BEGIN Input
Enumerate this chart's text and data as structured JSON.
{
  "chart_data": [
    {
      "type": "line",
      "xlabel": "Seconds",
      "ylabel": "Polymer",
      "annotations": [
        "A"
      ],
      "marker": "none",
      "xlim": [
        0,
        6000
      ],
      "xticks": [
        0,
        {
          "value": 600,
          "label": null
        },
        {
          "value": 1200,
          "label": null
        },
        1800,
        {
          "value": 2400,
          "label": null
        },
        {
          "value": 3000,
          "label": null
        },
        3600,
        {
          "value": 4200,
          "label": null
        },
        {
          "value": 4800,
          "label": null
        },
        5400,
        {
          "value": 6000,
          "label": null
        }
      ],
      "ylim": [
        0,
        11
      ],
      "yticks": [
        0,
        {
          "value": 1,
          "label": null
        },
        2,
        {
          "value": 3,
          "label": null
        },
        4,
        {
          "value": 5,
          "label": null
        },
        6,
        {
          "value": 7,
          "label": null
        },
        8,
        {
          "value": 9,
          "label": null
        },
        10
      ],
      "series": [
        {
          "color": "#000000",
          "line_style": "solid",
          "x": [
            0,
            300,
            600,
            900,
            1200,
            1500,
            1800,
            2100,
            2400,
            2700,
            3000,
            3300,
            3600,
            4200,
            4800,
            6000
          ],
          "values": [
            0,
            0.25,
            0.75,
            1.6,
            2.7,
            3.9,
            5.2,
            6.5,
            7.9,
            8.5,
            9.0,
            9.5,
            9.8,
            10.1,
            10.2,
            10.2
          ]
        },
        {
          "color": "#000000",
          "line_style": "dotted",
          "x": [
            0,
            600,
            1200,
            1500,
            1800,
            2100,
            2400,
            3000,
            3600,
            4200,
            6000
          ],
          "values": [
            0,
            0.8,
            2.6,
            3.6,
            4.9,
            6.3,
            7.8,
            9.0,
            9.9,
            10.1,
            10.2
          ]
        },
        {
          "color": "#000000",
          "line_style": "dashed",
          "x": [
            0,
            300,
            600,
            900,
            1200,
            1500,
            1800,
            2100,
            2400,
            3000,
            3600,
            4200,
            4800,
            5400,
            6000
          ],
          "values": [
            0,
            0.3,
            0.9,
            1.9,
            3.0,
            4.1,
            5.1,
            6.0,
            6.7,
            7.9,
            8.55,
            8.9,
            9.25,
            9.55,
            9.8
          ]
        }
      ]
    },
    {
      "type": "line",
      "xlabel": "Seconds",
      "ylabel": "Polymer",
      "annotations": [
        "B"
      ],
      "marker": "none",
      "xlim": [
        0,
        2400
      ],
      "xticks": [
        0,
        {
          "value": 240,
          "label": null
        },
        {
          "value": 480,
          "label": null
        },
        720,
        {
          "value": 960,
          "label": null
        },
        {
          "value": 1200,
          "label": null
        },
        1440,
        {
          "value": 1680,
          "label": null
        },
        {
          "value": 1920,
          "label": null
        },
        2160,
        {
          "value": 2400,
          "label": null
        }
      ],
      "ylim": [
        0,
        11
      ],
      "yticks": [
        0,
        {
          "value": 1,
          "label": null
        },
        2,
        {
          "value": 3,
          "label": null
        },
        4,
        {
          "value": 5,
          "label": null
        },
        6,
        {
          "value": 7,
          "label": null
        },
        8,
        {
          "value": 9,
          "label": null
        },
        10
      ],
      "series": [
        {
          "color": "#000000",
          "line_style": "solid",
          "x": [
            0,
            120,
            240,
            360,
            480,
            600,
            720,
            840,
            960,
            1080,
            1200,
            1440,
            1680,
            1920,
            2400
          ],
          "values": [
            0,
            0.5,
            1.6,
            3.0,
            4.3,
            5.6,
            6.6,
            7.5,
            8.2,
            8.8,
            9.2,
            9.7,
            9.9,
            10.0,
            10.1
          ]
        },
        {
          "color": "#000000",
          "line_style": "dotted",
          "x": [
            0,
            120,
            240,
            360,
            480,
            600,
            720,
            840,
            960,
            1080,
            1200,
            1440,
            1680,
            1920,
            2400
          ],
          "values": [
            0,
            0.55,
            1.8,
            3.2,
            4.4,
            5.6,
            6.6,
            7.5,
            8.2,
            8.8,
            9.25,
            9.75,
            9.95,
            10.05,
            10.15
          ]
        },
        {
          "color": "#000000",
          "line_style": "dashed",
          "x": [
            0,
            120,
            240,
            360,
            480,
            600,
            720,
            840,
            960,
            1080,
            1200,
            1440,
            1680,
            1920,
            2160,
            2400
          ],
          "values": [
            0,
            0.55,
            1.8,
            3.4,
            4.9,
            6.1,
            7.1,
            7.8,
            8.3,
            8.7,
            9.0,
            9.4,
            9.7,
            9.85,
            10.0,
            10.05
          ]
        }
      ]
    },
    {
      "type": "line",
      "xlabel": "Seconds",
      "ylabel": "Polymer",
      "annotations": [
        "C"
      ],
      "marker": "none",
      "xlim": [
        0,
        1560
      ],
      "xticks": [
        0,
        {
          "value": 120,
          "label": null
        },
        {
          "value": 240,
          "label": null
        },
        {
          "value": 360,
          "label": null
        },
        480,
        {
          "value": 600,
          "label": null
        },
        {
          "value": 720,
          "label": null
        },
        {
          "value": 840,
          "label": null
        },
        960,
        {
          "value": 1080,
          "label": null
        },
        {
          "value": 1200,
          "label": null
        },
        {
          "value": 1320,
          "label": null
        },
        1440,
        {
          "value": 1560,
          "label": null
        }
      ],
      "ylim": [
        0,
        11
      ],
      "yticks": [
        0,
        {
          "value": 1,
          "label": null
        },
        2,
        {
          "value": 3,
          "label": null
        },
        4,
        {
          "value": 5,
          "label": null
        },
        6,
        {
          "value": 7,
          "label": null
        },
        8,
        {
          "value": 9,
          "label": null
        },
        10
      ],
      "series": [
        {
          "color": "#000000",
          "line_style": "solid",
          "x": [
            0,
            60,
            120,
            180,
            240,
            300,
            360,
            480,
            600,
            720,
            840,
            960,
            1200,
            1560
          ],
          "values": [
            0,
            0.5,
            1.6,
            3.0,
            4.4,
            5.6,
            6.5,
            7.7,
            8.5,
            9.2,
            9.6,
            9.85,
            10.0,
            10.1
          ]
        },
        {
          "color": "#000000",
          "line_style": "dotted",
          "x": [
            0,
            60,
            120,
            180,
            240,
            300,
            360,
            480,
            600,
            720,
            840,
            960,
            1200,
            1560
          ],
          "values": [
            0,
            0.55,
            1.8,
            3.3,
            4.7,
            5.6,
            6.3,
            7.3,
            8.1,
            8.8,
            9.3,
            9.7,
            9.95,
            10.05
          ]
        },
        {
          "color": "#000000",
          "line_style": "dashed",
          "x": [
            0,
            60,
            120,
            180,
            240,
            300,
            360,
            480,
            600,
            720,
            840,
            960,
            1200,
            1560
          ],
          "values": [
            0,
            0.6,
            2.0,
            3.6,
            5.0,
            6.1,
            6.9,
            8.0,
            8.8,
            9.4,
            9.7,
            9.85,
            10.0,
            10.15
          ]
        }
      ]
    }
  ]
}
END Input
Task to carry out>
Every record above should be copied exactly.

Exercise result>
Enumerate this chart's text and data as structured JSON.
{
  "chart_data": [
    {
      "type": "line",
      "xlabel": "Seconds",
      "ylabel": "Polymer",
      "annotations": [
        "A"
      ],
      "marker": "none",
      "xlim": [
        0,
        6000
      ],
      "xticks": [
        0,
        {
          "value": 600,
          "label": null
        },
        {
          "value": 1200,
          "label": null
        },
        1800,
        {
          "value": 2400,
          "label": null
        },
        {
          "value": 3000,
          "label": null
        },
        3600,
        {
          "value": 4200,
          "label": null
        },
        {
          "value": 4800,
          "label": null
        },
        5400,
        {
          "value": 6000,
          "label": null
        }
      ],
      "ylim": [
        0,
        11
      ],
      "yticks": [
        0,
        {
          "value": 1,
          "label": null
        },
        2,
        {
          "value": 3,
          "label": null
        },
        4,
        {
          "value": 5,
          "label": null
        },
        6,
        {
          "value": 7,
          "label": null
        },
        8,
        {
          "value": 9,
          "label": null
        },
        10
      ],
      "series": [
        {
          "color": "#000000",
          "line_style": "solid",
          "x": [
            0,
            300,
            600,
            900,
            1200,
            1500,
            1800,
            2100,
            2400,
            2700,
            3000,
            3300,
            3600,
            4200,
            4800,
            6000
          ],
          "values": [
            0,
            0.25,
            0.75,
            1.6,
            2.7,
            3.9,
            5.2,
            6.5,
            7.9,
            8.5,
            9.0,
            9.5,
            9.8,
            10.1,
            10.2,
            10.2
          ]
        },
        {
          "color": "#000000",
          "line_style": "dotted",
          "x": [
            0,
            600,
            1200,
            1500,
            1800,
            2100,
            2400,
            3000,
            3600,
            4200,
            6000
          ],
          "values": [
            0,
            0.8,
            2.6,
            3.6,
            4.9,
            6.3,
            7.8,
            9.0,
            9.9,
            10.1,
            10.2
          ]
        },
        {
          "color": "#000000",
          "line_style": "dashed",
          "x": [
            0,
            300,
            600,
            900,
            1200,
            1500,
            1800,
            2100,
            2400,
            3000,
            3600,
            4200,
            4800,
            5400,
            6000
          ],
          "values": [
            0,
            0.3,
            0.9,
            1.9,
            3.0,
            4.1,
            5.1,
            6.0,
            6.7,
            7.9,
            8.55,
            8.9,
            9.25,
            9.55,
            9.8
          ]
        }
      ]
    },
    {
      "type": "line",
      "xlabel": "Seconds",
      "ylabel": "Polymer",
      "annotations": [
        "B"
      ],
      "marker": "none",
      "xlim": [
        0,
        2400
      ],
      "xticks": [
        0,
        {
          "value": 240,
          "label": null
        },
        {
          "value": 480,
          "label": null
        },
        720,
        {
          "value": 960,
          "label": null
        },
        {
          "value": 1200,
          "label": null
        },
        1440,
        {
          "value": 1680,
          "label": null
        },
        {
          "value": 1920,
          "label": null
        },
        2160,
        {
          "value": 2400,
          "label": null
        }
      ],
      "ylim": [
        0,
        11
      ],
      "yticks": [
        0,
        {
          "value": 1,
          "label": null
        },
        2,
        {
          "value": 3,
          "label": null
        },
        4,
        {
          "value": 5,
          "label": null
        },
        6,
        {
          "value": 7,
          "label": null
        },
        8,
        {
          "value": 9,
          "label": null
        },
        10
      ],
      "series": [
        {
          "color": "#000000",
          "line_style": "solid",
          "x": [
            0,
            120,
            240,
            360,
            480,
            600,
            720,
            840,
            960,
            1080,
            1200,
            1440,
            1680,
            1920,
            2400
          ],
          "values": [
            0,
            0.5,
            1.6,
            3.0,
            4.3,
            5.6,
            6.6,
            7.5,
            8.2,
            8.8,
            9.2,
            9.7,
            9.9,
            10.0,
            10.1
          ]
        },
        {
          "color": "#000000",
          "line_style": "dotted",
          "x": [
            0,
            120,
            240,
            360,
            480,
            600,
            720,
            840,
            960,
            1080,
            1200,
            1440,
            1680,
            1920,
            2400
          ],
          "values": [
            0,
            0.55,
            1.8,
            3.2,
            4.4,
            5.6,
            6.6,
            7.5,
            8.2,
            8.8,
            9.25,
            9.75,
            9.95,
            10.05,
            10.15
          ]
        },
        {
          "color": "#000000",
          "line_style": "dashed",
          "x": [
            0,
            120,
            240,
            360,
            480,
            600,
            720,
            840,
            960,
            1080,
            1200,
            1440,
            1680,
            1920,
            2160,
            2400
          ],
          "values": [
            0,
            0.55,
            1.8,
            3.4,
            4.9,
            6.1,
            7.1,
            7.8,
            8.3,
            8.7,
            9.0,
            9.4,
            9.7,
            9.85,
            10.0,
            10.05
          ]
        }
      ]
    },
    {
      "type": "line",
      "xlabel": "Seconds",
      "ylabel": "Polymer",
      "annotations": [
        "C"
      ],
      "marker": "none",
      "xlim": [
        0,
        1560
      ],
      "xticks": [
        0,
        {
          "value": 120,
          "label": null
        },
        {
          "value": 240,
          "label": null
        },
        {
          "value": 360,
          "label": null
        },
        480,
        {
          "value": 600,
          "label": null
        },
        {
          "value": 720,
          "label": null
        },
        {
          "value": 840,
          "label": null
        },
        960,
        {
          "value": 1080,
          "label": null
        },
        {
          "value": 1200,
          "label": null
        },
        {
          "value": 1320,
          "label": null
        },
        1440,
        {
          "value": 1560,
          "label": null
        }
      ],
      "ylim": [
        0,
        11
      ],
      "yticks": [
        0,
        {
          "value": 1,
          "label": null
        },
        2,
        {
          "value": 3,
          "label": null
        },
        4,
        {
          "value": 5,
          "label": null
        },
        6,
        {
          "value": 7,
          "label": null
        },
        8,
        {
          "value": 9,
          "label": null
        },
        10
      ],
      "series": [
        {
          "color": "#000000",
          "line_style": "solid",
          "x": [
            0,
            60,
            120,
            180,
            240,
            300,
            360,
            480,
            600,
            720,
            840,
            960,
            1200,
            1560
          ],
          "values": [
            0,
            0.5,
            1.6,
            3.0,
            4.4,
            5.6,
            6.5,
            7.7,
            8.5,
            9.2,
            9.6,
            9.85,
            10.0,
            10.1
          ]
        },
        {
          "color": "#000000",
          "line_style": "dotted",
          "x": [
            0,
            60,
            120,
            180,
            240,
            300,
            360,
            480,
            600,
            720,
            840,
            960,
            1200,
            1560
          ],
          "values": [
            0,
            0.55,
            1.8,
            3.3,
            4.7,
            5.6,
            6.3,
            7.3,
            8.1,
            8.8,
            9.3,
            9.7,
            9.95,
            10.05
          ]
        },
        {
          "color": "#000000",
          "line_style": "dashed",
          "x": [
            0,
            60,
            120,
            180,
            240,
            300,
            360,
            480,
            600,
            720,
            840,
            960,
            1200,
            1560
          ],
          "values": [
            0,
            0.6,
            2.0,
            3.6,
            5.0,
            6.1,
            6.9,
            8.0,
            8.8,
            9.4,
            9.7,
            9.85,
            10.0,
            10.15
          ]
        }
      ]
    }
  ]
}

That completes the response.